#### SELECTED EXCERPT
################

Yoon Jong-bin (; born December 20, 1979) is a South Korean film director.

Career
Yoon Jong-bin's Chung-Ang University graduation thesis film was The Unforgiven, which portrayed masculine codes in the Korean military with honesty and sensitivity. And despite its rough edges due to technical limitations and a low budget, the film was a smash hit at the 2005 Busan International Film Festival and won several awards, including the NETPAC. It went on to travel to a number of festivals, winning awards and international critical acclaim.

His sophomore effort Beastie Boys (also known as The Moonlight of Seoul) showed another side of men -- male hosts who serve female clients in discreet salons tucked into the affluent fashion districts of southern Seoul.

In his third film Nameless Gangster: Rules of the Time, Yoon tackled corruption among prosecutors and customs officers and their collusion with the mob in 1980-1990s Busan. Unlike his first two films, Yoon's gangster saga was popular at the box office and became one of the biggest domestic hits of 2012.

################

#### SUPPLIED INFORMATION
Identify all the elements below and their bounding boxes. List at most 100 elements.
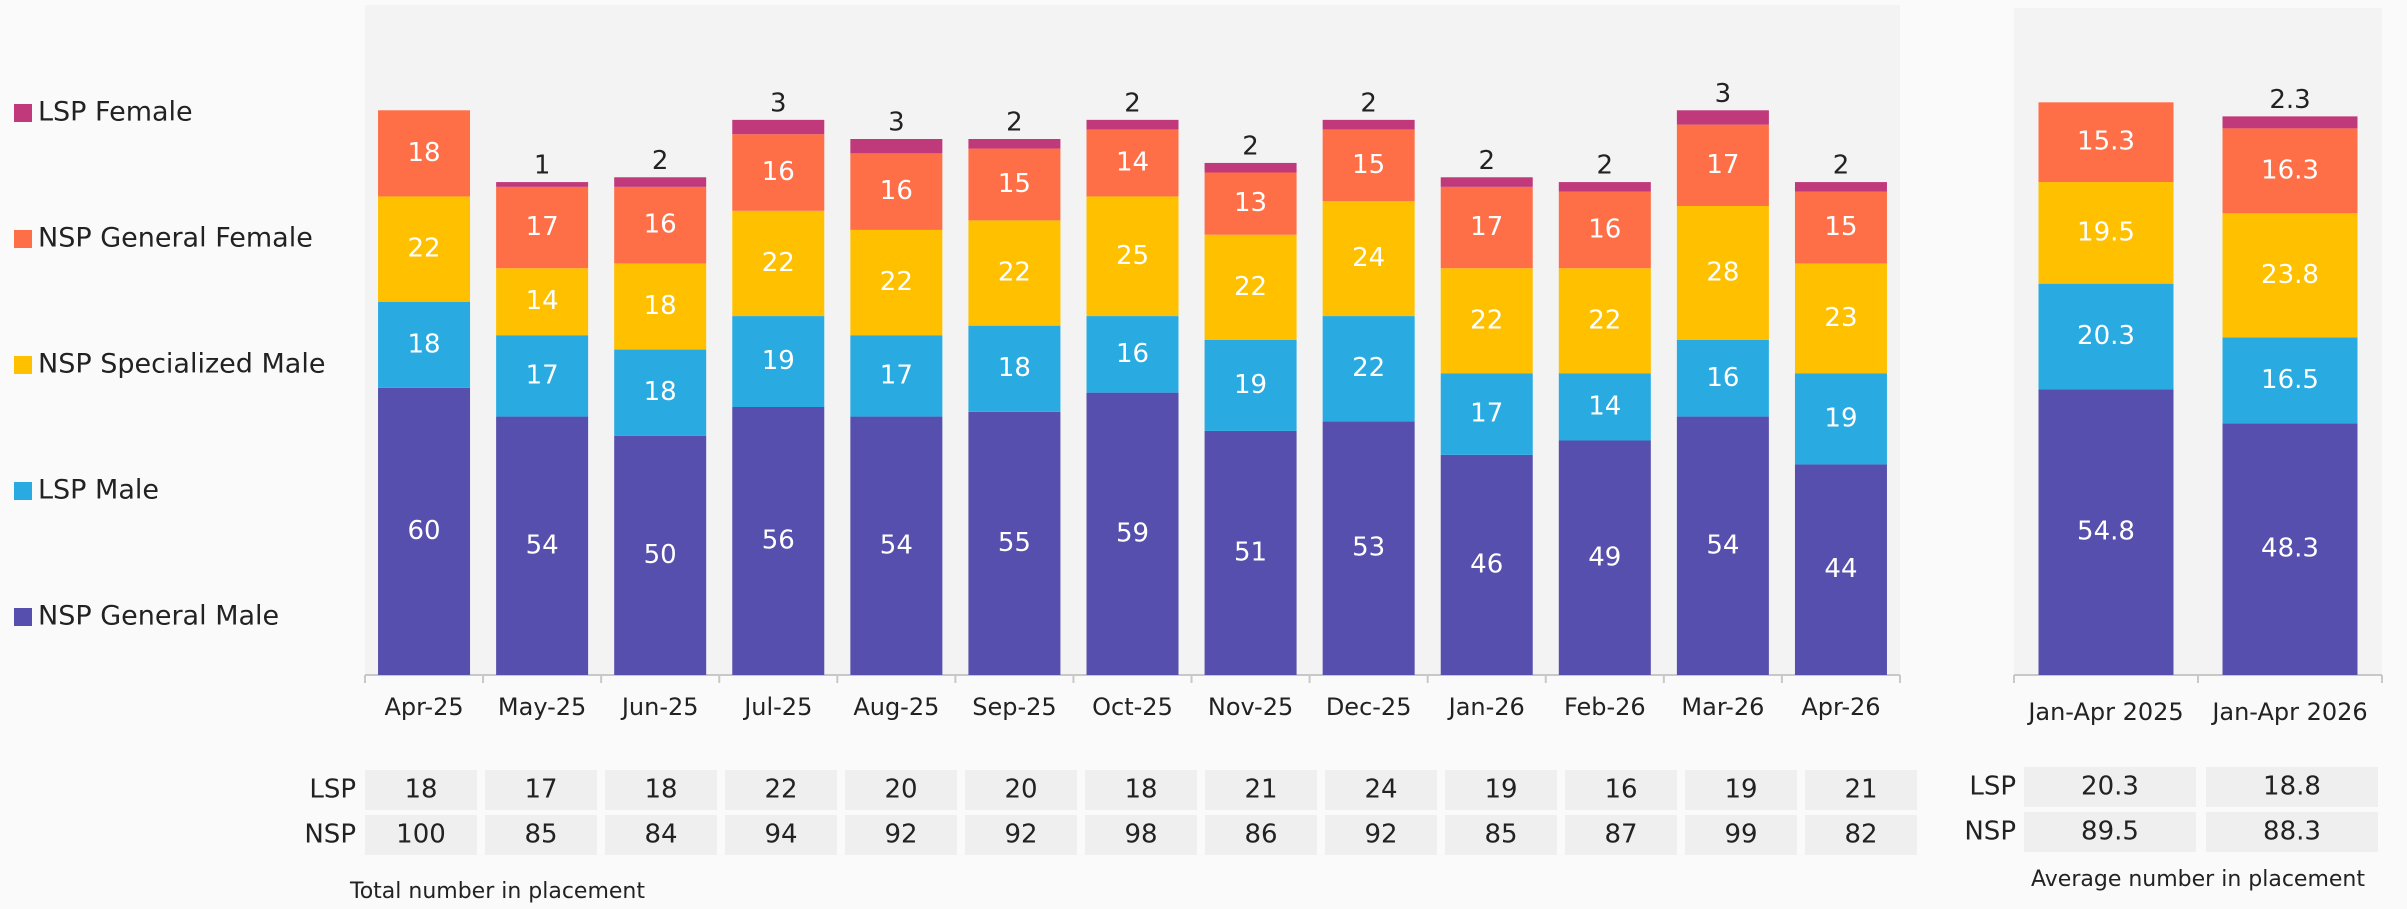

################

#### WORK TO DO
1 > Copy the Yoon Jong-bin article between "His sophomore effort" and "hits of 2012.", inclusive, substituting "judges" for "prosecutors".
2 > Please extend the Yoon Jong-bin article by writing what comes next after its final sentence.
The material was taken from a different source than the Yoon Jong-bin article.

#### ANSWERS TO EACH TASK
1 >
His sophomore effort Beastie Boys (also known as The Moonlight of Seoul) showed another side of men -- male hosts who serve female clients in discreet salons tucked into the affluent fashion districts of southern Seoul.

In his third film Nameless Gangster: Rules of the Time, Yoon tackled corruption among judges and customs officers and their collusion with the mob in 1980-1990s Busan. Unlike his first two films, Yoon's gangster saga was popular at the box office and became one of the biggest domestic hits of 2012.

2 >
Yoon further explored the themes of injustice and violence in his fourth film Kundo: Age of the Rampant, a tale of 19th-century Joseon bandits who waged war against the nobility and corrupt government officials. When asked where he drew his inspiration from, Yoon answered, "I tapped into movies that I used to love as a child. Rather than making an intellectual film, I wanted to get hearts racing." By not giving the protagonist "hero-like characteristics," Yoon said he wanted to say through the film that "it is not the special or talented people, but very ordinary people who can change the world, especially when gathered en masse."

Yoon has worked with close friend and fellow Chung-Ang University alumnus Ha Jung-woo in all four of his features.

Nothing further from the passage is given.